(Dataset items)
--- Start ---

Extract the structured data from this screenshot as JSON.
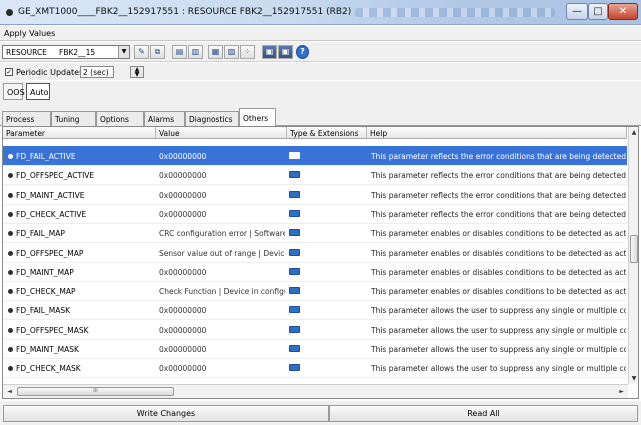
{
  "window": {
    "title": "GE_XMT1000____FBK2__152917551 : RESOURCE     FBK2__152917551 (RB2)",
    "minimize": "—",
    "maximize": "□",
    "close": "✕"
  },
  "menu": {
    "apply_values": "Apply Values"
  },
  "toolbar": {
    "block_type": "RESOURCE",
    "block_name": "FBK2__15",
    "dropdown_arrow": "▼",
    "icons": [
      "edit-icon",
      "compare-icon",
      "save-icon",
      "load-icon",
      "print-icon",
      "export-icon",
      "settings-icon",
      "view-icon",
      "view-alt-icon",
      "help-icon"
    ]
  },
  "periodic": {
    "checked": true,
    "check_mark": "✓",
    "label": "Periodic Updates",
    "interval": "2 (sec)"
  },
  "mode": {
    "oos": "OOS",
    "auto": "Auto"
  },
  "tabs": [
    "Process",
    "Tuning",
    "Options",
    "Alarms",
    "Diagnostics",
    "Others"
  ],
  "active_tab": "Others",
  "table": {
    "columns": [
      "Parameter",
      "Value",
      "Type & Extensions",
      "Help"
    ],
    "rows": [
      {
        "param": "FD_FAIL_ACTIVE",
        "value": "0x00000000",
        "help": "This parameter reflects the error conditions that are being detected as acti"
      },
      {
        "param": "FD_OFFSPEC_ACTIVE",
        "value": "0x00000000",
        "help": "This parameter reflects the error conditions that are being detected as acti"
      },
      {
        "param": "FD_MAINT_ACTIVE",
        "value": "0x00000000",
        "help": "This parameter reflects the error conditions that are being detected as acti"
      },
      {
        "param": "FD_CHECK_ACTIVE",
        "value": "0x00000000",
        "help": "This parameter reflects the error conditions that are being detected as acti"
      },
      {
        "param": "FD_FAIL_MAP",
        "value": "CRC configuration error | Software fai",
        "help": "This parameter enables or disables conditions to be detected as active for"
      },
      {
        "param": "FD_OFFSPEC_MAP",
        "value": "Sensor value out of range | Device n",
        "help": "This parameter enables or disables conditions to be detected as active for"
      },
      {
        "param": "FD_MAINT_MAP",
        "value": "0x00000000",
        "help": "This parameter enables or disables conditions to be detected as active for"
      },
      {
        "param": "FD_CHECK_MAP",
        "value": "Check Function | Device in configura",
        "help": "This parameter enables or disables conditions to be detected as active for"
      },
      {
        "param": "FD_FAIL_MASK",
        "value": "0x00000000",
        "help": "This parameter allows the user to suppress any single or multiple condition"
      },
      {
        "param": "FD_OFFSPEC_MASK",
        "value": "0x00000000",
        "help": "This parameter allows the user to suppress any single or multiple condition"
      },
      {
        "param": "FD_MAINT_MASK",
        "value": "0x00000000",
        "help": "This parameter allows the user to suppress any single or multiple condition"
      },
      {
        "param": "FD_CHECK_MASK",
        "value": "0x00000000",
        "help": "This parameter allows the user to suppress any single or multiple condition"
      }
    ],
    "selected_row": 0
  },
  "scroll": {
    "up": "▲",
    "down": "▼",
    "left": "◄",
    "right": "►",
    "grip": "III"
  },
  "buttons": {
    "write_changes": "Write Changes",
    "read_all": "Read All"
  },
  "colors": {
    "selection": "#3a73d8",
    "type_icon": "#2f6fc6",
    "close_button": "#c5452b"
  }
}
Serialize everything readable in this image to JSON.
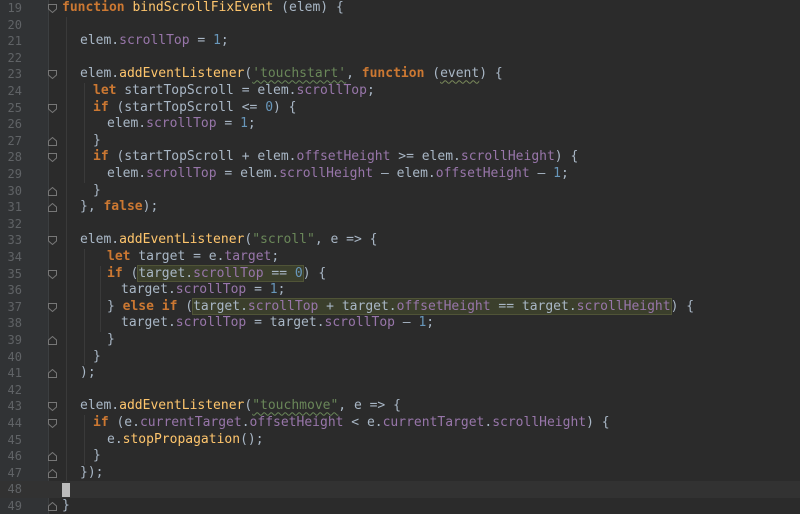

--- End ---

Exercise requirements >>
Restate the whole listing above exactly, except for its images.

Task output >>
Extract the structured data from this screenshot as JSON.
{
  "window": {
    "title": "GE_XMT1000____FBK2__152917551 : RESOURCE     FBK2__152917551 (RB2)",
    "minimize": "—",
    "maximize": "□",
    "close": "✕"
  },
  "menu": {
    "apply_values": "Apply Values"
  },
  "toolbar": {
    "block_type": "RESOURCE",
    "block_name": "FBK2__15",
    "dropdown_arrow": "▼",
    "icons": [
      "edit-icon",
      "compare-icon",
      "save-icon",
      "load-icon",
      "print-icon",
      "export-icon",
      "settings-icon",
      "view-icon",
      "view-alt-icon",
      "help-icon"
    ]
  },
  "periodic": {
    "checked": true,
    "check_mark": "✓",
    "label": "Periodic Updates",
    "interval": "2 (sec)"
  },
  "mode": {
    "oos": "OOS",
    "auto": "Auto"
  },
  "tabs": [
    "Process",
    "Tuning",
    "Options",
    "Alarms",
    "Diagnostics",
    "Others"
  ],
  "active_tab": "Others",
  "table": {
    "columns": [
      "Parameter",
      "Value",
      "Type & Extensions",
      "Help"
    ],
    "rows": [
      {
        "param": "FD_FAIL_ACTIVE",
        "value": "0x00000000",
        "help": "This parameter reflects the error conditions that are being detected as acti"
      },
      {
        "param": "FD_OFFSPEC_ACTIVE",
        "value": "0x00000000",
        "help": "This parameter reflects the error conditions that are being detected as acti"
      },
      {
        "param": "FD_MAINT_ACTIVE",
        "value": "0x00000000",
        "help": "This parameter reflects the error conditions that are being detected as acti"
      },
      {
        "param": "FD_CHECK_ACTIVE",
        "value": "0x00000000",
        "help": "This parameter reflects the error conditions that are being detected as acti"
      },
      {
        "param": "FD_FAIL_MAP",
        "value": "CRC configuration error | Software fai",
        "help": "This parameter enables or disables conditions to be detected as active for"
      },
      {
        "param": "FD_OFFSPEC_MAP",
        "value": "Sensor value out of range | Device n",
        "help": "This parameter enables or disables conditions to be detected as active for"
      },
      {
        "param": "FD_MAINT_MAP",
        "value": "0x00000000",
        "help": "This parameter enables or disables conditions to be detected as active for"
      },
      {
        "param": "FD_CHECK_MAP",
        "value": "Check Function | Device in configura",
        "help": "This parameter enables or disables conditions to be detected as active for"
      },
      {
        "param": "FD_FAIL_MASK",
        "value": "0x00000000",
        "help": "This parameter allows the user to suppress any single or multiple condition"
      },
      {
        "param": "FD_OFFSPEC_MASK",
        "value": "0x00000000",
        "help": "This parameter allows the user to suppress any single or multiple condition"
      },
      {
        "param": "FD_MAINT_MASK",
        "value": "0x00000000",
        "help": "This parameter allows the user to suppress any single or multiple condition"
      },
      {
        "param": "FD_CHECK_MASK",
        "value": "0x00000000",
        "help": "This parameter allows the user to suppress any single or multiple condition"
      }
    ],
    "selected_row": 0
  },
  "scroll": {
    "up": "▲",
    "down": "▼",
    "left": "◄",
    "right": "►",
    "grip": "III"
  },
  "buttons": {
    "write_changes": "Write Changes",
    "read_all": "Read All"
  },
  "colors": {
    "selection": "#3a73d8",
    "type_icon": "#2f6fc6",
    "close_button": "#c5452b"
  }
}
Serialize everything readable in this image to JSON.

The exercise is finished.